### Activity
Count lines holding the string "terwijl" in the data that follows. Reply with one number only.

================================

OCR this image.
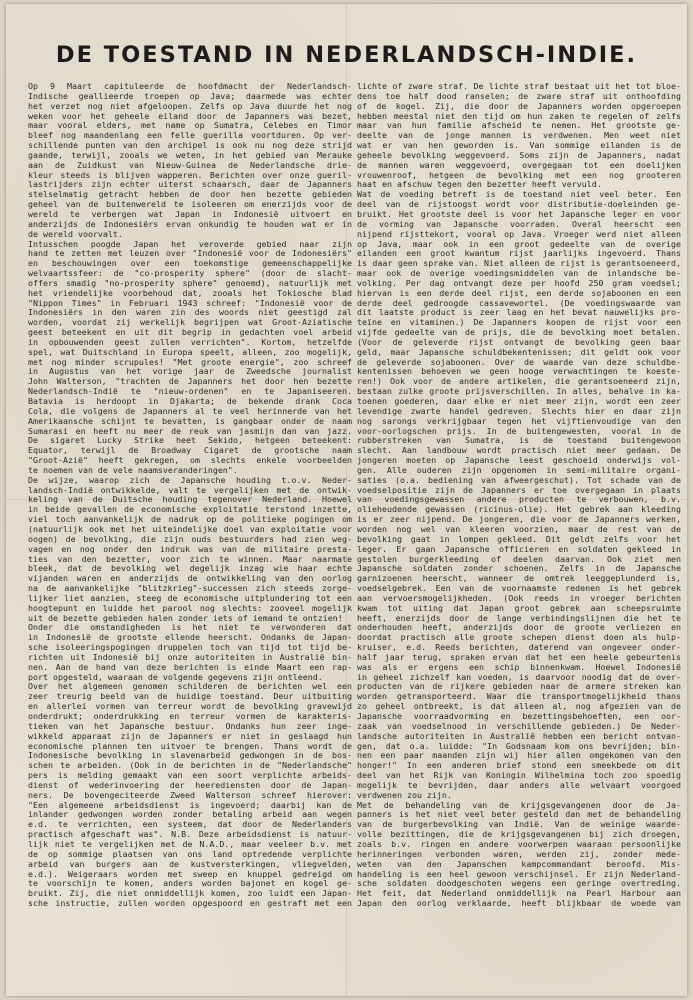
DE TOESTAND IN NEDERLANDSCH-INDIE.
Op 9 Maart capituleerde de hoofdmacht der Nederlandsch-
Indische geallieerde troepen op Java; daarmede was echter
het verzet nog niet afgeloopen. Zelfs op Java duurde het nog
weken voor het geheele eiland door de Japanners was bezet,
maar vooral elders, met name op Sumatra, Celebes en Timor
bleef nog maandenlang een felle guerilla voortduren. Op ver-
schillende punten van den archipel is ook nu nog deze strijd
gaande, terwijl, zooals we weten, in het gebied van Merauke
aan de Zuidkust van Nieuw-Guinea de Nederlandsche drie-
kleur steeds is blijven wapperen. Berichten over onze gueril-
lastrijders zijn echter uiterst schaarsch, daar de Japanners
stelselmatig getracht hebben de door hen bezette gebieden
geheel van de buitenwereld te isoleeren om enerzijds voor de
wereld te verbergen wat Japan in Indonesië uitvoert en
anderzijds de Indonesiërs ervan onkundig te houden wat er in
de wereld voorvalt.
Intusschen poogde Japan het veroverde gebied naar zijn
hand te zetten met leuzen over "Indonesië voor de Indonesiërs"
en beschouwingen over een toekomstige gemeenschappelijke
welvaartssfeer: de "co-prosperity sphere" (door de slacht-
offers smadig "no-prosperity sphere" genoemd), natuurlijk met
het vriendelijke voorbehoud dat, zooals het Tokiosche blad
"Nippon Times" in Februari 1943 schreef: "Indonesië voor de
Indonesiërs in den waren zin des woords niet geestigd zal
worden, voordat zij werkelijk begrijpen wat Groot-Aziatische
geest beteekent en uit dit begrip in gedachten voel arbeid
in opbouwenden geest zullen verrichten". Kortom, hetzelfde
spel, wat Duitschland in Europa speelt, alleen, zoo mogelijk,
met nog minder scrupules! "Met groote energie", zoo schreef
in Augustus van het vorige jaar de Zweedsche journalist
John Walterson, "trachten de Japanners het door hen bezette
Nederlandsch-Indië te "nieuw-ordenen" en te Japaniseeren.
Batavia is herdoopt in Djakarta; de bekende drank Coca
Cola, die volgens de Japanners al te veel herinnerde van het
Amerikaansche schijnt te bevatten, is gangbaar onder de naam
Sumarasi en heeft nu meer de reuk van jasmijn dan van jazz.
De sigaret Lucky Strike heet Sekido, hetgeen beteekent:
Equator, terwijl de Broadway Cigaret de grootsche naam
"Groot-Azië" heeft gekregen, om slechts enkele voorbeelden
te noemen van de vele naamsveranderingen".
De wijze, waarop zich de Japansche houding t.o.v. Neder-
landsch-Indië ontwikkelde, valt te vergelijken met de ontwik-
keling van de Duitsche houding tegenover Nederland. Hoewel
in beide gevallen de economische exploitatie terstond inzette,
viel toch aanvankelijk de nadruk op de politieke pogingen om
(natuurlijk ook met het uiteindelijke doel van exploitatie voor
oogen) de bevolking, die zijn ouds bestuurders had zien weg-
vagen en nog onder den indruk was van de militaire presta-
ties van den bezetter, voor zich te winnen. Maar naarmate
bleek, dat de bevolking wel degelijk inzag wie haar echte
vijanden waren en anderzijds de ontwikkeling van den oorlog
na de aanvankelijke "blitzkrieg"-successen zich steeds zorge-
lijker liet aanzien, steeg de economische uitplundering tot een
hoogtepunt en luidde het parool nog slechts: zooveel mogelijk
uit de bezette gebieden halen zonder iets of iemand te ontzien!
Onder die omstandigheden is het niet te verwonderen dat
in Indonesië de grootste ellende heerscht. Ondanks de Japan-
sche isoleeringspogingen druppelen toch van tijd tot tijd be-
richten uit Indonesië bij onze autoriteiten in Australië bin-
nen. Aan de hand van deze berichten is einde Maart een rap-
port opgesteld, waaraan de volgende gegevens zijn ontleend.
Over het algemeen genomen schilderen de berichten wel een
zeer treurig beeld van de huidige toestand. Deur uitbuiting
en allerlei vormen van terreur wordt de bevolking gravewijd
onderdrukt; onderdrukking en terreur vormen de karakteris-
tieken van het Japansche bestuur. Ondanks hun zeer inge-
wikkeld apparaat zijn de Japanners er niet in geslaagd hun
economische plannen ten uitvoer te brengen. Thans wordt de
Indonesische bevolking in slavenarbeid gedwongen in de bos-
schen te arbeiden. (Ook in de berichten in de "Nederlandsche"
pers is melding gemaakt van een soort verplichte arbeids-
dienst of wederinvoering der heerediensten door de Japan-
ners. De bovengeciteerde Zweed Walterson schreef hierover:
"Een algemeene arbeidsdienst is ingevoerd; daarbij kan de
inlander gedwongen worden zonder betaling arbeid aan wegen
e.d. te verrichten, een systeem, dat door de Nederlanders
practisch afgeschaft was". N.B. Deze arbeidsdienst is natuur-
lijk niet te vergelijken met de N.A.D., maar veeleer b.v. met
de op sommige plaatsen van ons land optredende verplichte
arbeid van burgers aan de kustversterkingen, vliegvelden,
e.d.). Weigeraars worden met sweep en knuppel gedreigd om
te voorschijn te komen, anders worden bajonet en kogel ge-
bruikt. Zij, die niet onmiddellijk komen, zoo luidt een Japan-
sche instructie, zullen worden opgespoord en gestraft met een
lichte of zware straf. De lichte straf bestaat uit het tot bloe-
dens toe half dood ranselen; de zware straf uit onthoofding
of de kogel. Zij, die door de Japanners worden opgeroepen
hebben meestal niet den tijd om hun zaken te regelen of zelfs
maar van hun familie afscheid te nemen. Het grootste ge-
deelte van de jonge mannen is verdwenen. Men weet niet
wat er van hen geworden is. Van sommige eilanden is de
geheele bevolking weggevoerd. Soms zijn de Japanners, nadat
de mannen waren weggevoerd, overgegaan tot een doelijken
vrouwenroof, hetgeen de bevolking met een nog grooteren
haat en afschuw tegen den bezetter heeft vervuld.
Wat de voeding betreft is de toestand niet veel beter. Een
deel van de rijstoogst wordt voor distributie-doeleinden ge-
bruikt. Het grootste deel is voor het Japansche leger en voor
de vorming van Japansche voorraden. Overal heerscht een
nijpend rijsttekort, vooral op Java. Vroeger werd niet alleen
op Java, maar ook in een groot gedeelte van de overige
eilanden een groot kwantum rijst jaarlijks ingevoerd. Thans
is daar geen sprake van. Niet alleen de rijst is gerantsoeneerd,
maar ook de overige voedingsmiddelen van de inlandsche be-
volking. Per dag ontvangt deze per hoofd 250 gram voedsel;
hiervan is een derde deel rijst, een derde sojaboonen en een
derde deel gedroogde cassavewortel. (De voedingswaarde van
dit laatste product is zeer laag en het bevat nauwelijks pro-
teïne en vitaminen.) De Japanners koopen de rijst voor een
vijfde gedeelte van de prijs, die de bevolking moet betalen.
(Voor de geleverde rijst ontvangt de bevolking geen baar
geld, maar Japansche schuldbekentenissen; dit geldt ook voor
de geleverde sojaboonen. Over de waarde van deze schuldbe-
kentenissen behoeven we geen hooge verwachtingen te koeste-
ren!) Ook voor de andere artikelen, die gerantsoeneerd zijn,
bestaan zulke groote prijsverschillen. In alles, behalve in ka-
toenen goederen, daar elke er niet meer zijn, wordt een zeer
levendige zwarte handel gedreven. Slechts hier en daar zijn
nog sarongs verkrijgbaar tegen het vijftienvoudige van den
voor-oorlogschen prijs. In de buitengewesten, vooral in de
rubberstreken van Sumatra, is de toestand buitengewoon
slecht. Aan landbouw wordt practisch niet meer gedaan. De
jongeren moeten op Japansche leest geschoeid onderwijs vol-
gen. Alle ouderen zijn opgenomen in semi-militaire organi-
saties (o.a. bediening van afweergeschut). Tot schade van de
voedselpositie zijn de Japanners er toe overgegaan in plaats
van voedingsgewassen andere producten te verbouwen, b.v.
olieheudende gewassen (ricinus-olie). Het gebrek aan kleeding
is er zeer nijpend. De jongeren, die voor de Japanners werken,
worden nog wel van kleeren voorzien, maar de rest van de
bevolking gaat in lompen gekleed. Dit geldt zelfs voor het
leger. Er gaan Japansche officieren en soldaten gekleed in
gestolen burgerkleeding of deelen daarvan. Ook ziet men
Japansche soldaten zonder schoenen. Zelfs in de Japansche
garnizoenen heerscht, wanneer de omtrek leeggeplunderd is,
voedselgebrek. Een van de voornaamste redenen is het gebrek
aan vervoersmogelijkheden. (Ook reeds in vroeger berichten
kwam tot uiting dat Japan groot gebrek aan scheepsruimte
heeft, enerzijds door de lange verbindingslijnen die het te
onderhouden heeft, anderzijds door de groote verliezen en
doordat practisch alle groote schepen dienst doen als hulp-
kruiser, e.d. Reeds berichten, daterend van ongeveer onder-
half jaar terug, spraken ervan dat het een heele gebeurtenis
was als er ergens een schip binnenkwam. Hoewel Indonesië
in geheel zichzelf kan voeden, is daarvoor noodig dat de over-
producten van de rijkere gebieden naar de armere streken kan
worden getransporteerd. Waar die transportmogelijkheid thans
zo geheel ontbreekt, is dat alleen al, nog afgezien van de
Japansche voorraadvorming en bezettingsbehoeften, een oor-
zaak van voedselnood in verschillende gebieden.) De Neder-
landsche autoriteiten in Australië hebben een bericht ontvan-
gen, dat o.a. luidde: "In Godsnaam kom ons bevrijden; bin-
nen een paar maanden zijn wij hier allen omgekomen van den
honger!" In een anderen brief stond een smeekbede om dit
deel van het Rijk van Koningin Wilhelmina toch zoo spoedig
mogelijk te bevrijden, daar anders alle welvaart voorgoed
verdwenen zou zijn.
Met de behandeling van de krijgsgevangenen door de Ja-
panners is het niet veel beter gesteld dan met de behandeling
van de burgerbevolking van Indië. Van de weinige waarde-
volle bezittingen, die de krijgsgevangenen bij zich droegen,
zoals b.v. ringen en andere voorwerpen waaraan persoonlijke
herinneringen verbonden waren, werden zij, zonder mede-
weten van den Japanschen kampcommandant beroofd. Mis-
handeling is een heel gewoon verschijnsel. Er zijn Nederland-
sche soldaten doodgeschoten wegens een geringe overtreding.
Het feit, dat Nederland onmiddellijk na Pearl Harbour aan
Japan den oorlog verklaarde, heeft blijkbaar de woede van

================================

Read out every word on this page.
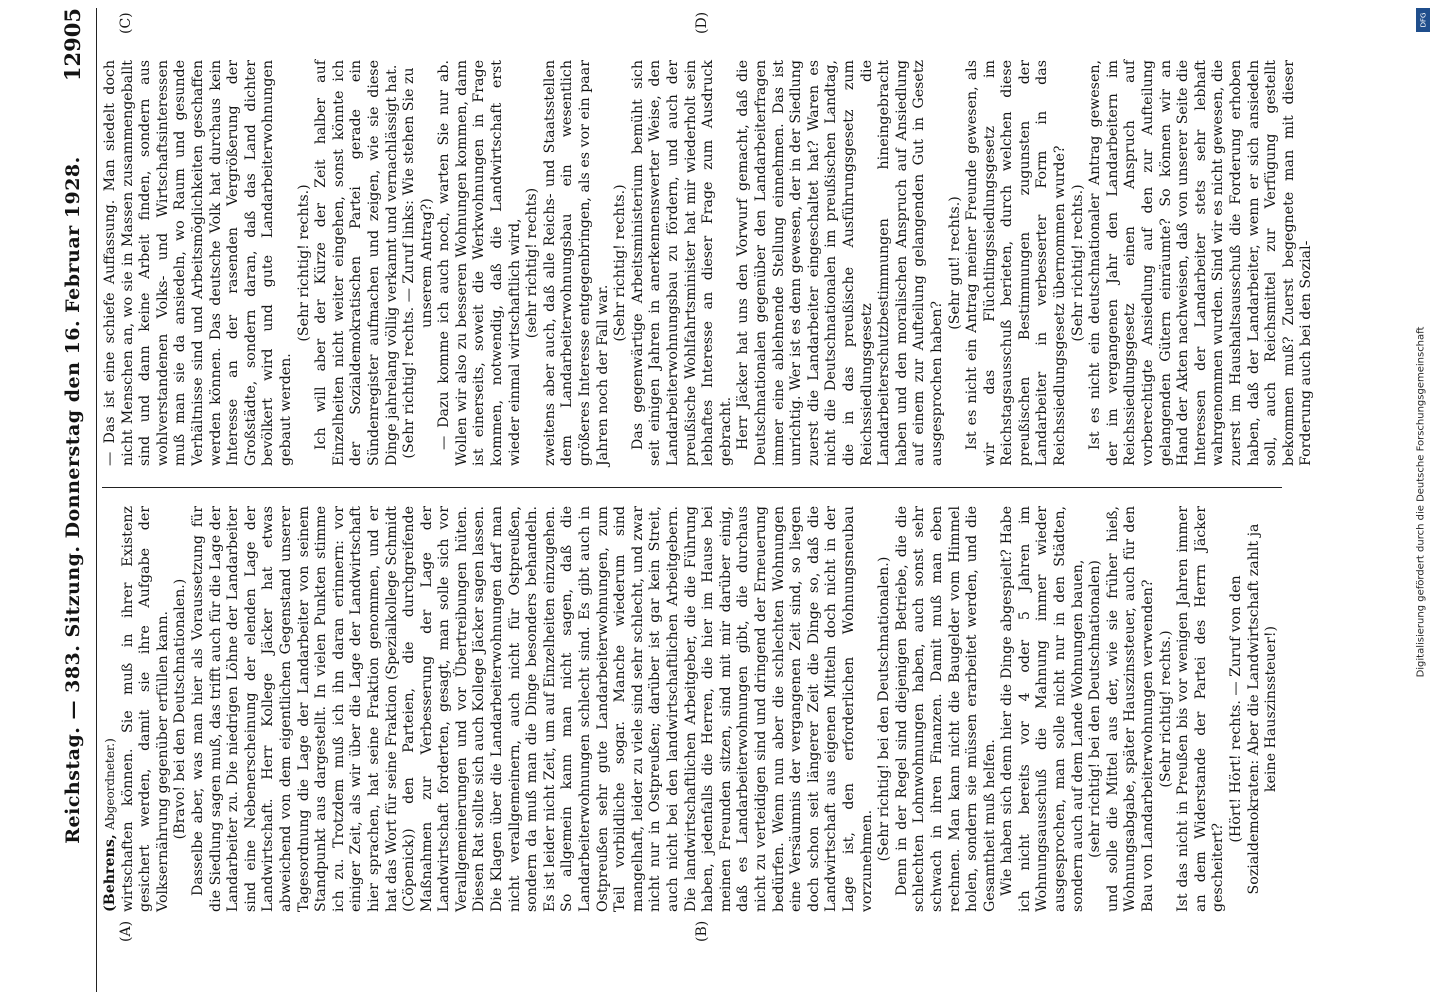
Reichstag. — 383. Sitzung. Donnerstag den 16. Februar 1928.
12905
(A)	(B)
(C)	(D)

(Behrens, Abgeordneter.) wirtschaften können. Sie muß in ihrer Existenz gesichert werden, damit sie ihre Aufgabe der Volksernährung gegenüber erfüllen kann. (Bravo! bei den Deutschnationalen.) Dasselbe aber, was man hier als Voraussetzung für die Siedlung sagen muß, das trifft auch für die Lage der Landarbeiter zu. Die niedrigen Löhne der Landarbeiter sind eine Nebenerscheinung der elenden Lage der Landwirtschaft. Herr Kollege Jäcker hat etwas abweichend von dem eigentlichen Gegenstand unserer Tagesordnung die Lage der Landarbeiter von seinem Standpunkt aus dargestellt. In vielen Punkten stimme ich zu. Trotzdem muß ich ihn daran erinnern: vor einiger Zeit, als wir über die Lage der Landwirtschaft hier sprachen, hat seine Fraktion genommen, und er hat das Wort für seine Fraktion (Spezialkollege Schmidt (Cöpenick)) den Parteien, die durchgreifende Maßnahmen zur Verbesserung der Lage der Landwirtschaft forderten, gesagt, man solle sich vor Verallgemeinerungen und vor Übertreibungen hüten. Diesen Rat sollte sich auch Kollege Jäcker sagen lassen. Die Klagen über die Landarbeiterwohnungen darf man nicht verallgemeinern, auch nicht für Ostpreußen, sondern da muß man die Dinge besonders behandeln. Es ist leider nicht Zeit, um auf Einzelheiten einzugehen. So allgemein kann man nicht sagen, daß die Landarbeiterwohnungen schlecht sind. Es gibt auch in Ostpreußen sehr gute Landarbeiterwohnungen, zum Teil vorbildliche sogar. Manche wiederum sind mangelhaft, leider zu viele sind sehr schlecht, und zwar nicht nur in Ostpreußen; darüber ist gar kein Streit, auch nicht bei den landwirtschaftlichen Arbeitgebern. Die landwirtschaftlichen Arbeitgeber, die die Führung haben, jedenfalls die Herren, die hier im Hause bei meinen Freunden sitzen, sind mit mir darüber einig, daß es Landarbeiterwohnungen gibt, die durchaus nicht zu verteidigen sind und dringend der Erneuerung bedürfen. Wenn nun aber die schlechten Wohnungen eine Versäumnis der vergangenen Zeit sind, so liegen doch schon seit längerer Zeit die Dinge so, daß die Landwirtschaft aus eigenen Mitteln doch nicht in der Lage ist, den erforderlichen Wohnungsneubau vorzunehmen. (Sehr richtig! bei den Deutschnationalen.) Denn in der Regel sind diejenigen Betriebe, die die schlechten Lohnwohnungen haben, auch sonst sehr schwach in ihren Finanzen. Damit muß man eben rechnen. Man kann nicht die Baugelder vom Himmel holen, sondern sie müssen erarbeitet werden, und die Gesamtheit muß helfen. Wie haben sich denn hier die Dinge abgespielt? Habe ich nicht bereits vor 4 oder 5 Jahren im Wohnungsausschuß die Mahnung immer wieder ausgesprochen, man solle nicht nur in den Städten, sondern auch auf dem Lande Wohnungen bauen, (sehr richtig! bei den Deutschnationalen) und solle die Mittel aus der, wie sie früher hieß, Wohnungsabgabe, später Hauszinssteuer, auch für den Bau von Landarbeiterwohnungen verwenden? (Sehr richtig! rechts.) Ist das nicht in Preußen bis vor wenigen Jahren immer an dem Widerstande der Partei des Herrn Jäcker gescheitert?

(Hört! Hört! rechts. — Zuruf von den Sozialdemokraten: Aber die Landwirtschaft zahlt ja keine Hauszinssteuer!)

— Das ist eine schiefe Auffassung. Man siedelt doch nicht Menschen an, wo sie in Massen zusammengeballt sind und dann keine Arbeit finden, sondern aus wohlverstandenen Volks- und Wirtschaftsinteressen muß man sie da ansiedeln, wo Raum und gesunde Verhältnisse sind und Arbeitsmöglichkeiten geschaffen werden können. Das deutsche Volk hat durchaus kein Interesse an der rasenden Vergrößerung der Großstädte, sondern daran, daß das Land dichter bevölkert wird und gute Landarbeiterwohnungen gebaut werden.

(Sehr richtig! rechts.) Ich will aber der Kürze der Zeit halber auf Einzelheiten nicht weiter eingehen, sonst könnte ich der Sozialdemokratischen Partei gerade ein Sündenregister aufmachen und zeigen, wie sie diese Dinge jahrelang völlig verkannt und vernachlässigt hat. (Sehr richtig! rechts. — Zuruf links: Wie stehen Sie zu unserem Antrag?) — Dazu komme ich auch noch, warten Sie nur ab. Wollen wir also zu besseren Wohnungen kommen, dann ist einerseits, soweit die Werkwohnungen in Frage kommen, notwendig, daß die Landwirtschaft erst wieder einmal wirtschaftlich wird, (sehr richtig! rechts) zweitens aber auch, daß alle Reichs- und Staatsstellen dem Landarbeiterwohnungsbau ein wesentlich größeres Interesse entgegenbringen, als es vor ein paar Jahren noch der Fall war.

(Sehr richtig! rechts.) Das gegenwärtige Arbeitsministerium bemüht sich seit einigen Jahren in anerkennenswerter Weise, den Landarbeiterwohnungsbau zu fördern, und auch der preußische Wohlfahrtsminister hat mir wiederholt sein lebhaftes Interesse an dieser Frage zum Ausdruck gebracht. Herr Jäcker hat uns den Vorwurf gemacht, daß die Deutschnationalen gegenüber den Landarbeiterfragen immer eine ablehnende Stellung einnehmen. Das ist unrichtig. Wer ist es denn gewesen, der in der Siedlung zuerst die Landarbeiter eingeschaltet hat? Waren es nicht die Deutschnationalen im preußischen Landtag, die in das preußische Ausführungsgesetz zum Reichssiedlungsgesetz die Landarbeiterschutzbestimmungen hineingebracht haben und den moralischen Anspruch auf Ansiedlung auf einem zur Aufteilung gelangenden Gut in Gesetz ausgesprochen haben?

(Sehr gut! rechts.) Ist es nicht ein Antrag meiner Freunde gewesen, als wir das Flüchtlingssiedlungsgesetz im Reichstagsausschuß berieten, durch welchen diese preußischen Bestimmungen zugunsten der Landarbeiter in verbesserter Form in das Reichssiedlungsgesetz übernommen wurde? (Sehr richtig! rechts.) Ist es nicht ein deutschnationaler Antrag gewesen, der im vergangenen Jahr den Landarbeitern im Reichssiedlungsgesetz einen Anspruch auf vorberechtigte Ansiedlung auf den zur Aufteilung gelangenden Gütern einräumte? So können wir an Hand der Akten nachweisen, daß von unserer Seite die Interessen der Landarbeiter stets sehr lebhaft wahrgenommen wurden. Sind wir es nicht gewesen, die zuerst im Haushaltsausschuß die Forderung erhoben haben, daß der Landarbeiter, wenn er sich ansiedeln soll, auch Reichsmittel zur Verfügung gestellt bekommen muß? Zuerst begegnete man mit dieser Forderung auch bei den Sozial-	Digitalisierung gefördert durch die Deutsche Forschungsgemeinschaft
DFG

================================

### Answer box
2